§ Goal
Print all entries precisely as they are written.

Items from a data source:
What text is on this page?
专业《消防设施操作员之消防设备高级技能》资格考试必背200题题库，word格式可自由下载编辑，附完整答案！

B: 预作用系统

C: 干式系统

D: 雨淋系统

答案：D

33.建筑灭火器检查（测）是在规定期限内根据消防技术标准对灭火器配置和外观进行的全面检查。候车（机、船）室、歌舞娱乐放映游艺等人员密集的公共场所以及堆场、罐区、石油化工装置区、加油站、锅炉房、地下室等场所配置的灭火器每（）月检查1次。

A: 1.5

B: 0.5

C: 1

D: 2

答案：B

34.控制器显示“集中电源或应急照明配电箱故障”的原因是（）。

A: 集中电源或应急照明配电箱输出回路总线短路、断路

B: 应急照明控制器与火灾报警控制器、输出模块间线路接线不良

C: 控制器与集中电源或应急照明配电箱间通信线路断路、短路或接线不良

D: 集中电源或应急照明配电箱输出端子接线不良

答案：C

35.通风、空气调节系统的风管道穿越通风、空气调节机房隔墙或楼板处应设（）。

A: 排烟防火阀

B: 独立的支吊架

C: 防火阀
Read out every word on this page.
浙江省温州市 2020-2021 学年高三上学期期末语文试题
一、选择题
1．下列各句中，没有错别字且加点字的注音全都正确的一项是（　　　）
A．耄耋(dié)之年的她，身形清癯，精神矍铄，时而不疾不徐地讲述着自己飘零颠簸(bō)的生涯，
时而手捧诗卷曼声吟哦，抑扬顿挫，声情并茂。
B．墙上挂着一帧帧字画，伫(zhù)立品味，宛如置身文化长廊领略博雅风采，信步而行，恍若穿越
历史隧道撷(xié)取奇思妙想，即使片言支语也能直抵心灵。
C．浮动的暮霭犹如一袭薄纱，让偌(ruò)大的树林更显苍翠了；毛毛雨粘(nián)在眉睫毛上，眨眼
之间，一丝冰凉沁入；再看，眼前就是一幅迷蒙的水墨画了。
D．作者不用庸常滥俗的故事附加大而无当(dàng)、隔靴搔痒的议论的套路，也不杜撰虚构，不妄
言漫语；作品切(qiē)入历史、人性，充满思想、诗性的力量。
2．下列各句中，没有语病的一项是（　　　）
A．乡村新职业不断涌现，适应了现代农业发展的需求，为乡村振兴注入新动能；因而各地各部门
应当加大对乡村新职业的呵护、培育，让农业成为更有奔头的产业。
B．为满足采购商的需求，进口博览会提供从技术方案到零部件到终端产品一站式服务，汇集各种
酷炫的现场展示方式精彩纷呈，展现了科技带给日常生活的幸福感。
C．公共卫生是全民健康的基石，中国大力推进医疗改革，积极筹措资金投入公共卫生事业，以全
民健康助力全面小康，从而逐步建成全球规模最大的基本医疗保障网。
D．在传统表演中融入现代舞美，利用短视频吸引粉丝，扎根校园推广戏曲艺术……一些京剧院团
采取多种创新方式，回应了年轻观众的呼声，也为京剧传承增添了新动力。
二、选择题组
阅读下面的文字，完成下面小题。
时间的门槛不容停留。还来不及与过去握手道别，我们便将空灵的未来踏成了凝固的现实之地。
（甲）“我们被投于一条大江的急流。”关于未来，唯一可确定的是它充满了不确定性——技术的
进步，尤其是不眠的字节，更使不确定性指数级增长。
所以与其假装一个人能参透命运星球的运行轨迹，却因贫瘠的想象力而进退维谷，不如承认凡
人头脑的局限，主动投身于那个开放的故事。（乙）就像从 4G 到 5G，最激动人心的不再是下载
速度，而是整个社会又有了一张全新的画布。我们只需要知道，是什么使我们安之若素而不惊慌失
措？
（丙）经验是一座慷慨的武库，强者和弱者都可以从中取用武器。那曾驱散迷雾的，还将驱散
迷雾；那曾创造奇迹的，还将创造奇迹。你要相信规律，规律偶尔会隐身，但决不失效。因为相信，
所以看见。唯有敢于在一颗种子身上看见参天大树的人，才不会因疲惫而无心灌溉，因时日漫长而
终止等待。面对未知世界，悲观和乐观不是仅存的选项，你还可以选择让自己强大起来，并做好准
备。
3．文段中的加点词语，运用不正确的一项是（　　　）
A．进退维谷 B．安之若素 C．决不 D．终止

§ Answer to the exercise
What text is on this page?
专业《消防设施操作员之消防设备高级技能》资格考试必背200题题库，word格式可自由下载编辑，附完整答案！

B: 预作用系统

C: 干式系统

D: 雨淋系统

答案：D

33.建筑灭火器检查（测）是在规定期限内根据消防技术标准对灭火器配置和外观进行的全面检查。候车（机、船）室、歌舞娱乐放映游艺等人员密集的公共场所以及堆场、罐区、石油化工装置区、加油站、锅炉房、地下室等场所配置的灭火器每（）月检查1次。

A: 1.5

B: 0.5

C: 1

D: 2

答案：B

34.控制器显示“集中电源或应急照明配电箱故障”的原因是（）。

A: 集中电源或应急照明配电箱输出回路总线短路、断路

B: 应急照明控制器与火灾报警控制器、输出模块间线路接线不良

C: 控制器与集中电源或应急照明配电箱间通信线路断路、短路或接线不良

D: 集中电源或应急照明配电箱输出端子接线不良

答案：C

35.通风、空气调节系统的风管道穿越通风、空气调节机房隔墙或楼板处应设（）。

A: 排烟防火阀

B: 独立的支吊架

C: 防火阀
Read out every word on this page.
浙江省温州市 2020-2021 学年高三上学期期末语文试题
一、选择题
1．下列各句中，没有错别字且加点字的注音全都正确的一项是（　　　）
A．耄耋(dié)之年的她，身形清癯，精神矍铄，时而不疾不徐地讲述着自己飘零颠簸(bō)的生涯，
时而手捧诗卷曼声吟哦，抑扬顿挫，声情并茂。
B．墙上挂着一帧帧字画，伫(zhù)立品味，宛如置身文化长廊领略博雅风采，信步而行，恍若穿越
历史隧道撷(xié)取奇思妙想，即使片言支语也能直抵心灵。
C．浮动的暮霭犹如一袭薄纱，让偌(ruò)大的树林更显苍翠了；毛毛雨粘(nián)在眉睫毛上，眨眼
之间，一丝冰凉沁入；再看，眼前就是一幅迷蒙的水墨画了。
D．作者不用庸常滥俗的故事附加大而无当(dàng)、隔靴搔痒的议论的套路，也不杜撰虚构，不妄
言漫语；作品切(qiē)入历史、人性，充满思想、诗性的力量。
2．下列各句中，没有语病的一项是（　　　）
A．乡村新职业不断涌现，适应了现代农业发展的需求，为乡村振兴注入新动能；因而各地各部门
应当加大对乡村新职业的呵护、培育，让农业成为更有奔头的产业。
B．为满足采购商的需求，进口博览会提供从技术方案到零部件到终端产品一站式服务，汇集各种
酷炫的现场展示方式精彩纷呈，展现了科技带给日常生活的幸福感。
C．公共卫生是全民健康的基石，中国大力推进医疗改革，积极筹措资金投入公共卫生事业，以全
民健康助力全面小康，从而逐步建成全球规模最大的基本医疗保障网。
D．在传统表演中融入现代舞美，利用短视频吸引粉丝，扎根校园推广戏曲艺术……一些京剧院团
采取多种创新方式，回应了年轻观众的呼声，也为京剧传承增添了新动力。
二、选择题组
阅读下面的文字，完成下面小题。
时间的门槛不容停留。还来不及与过去握手道别，我们便将空灵的未来踏成了凝固的现实之地。
（甲）“我们被投于一条大江的急流。”关于未来，唯一可确定的是它充满了不确定性——技术的
进步，尤其是不眠的字节，更使不确定性指数级增长。
所以与其假装一个人能参透命运星球的运行轨迹，却因贫瘠的想象力而进退维谷，不如承认凡
人头脑的局限，主动投身于那个开放的故事。（乙）就像从 4G 到 5G，最激动人心的不再是下载
速度，而是整个社会又有了一张全新的画布。我们只需要知道，是什么使我们安之若素而不惊慌失
措？
（丙）经验是一座慷慨的武库，强者和弱者都可以从中取用武器。那曾驱散迷雾的，还将驱散
迷雾；那曾创造奇迹的，还将创造奇迹。你要相信规律，规律偶尔会隐身，但决不失效。因为相信，
所以看见。唯有敢于在一颗种子身上看见参天大树的人，才不会因疲惫而无心灌溉，因时日漫长而
终止等待。面对未知世界，悲观和乐观不是仅存的选项，你还可以选择让自己强大起来，并做好准
备。
3．文段中的加点词语，运用不正确的一项是（　　　）
A．进退维谷 B．安之若素 C．决不 D．终止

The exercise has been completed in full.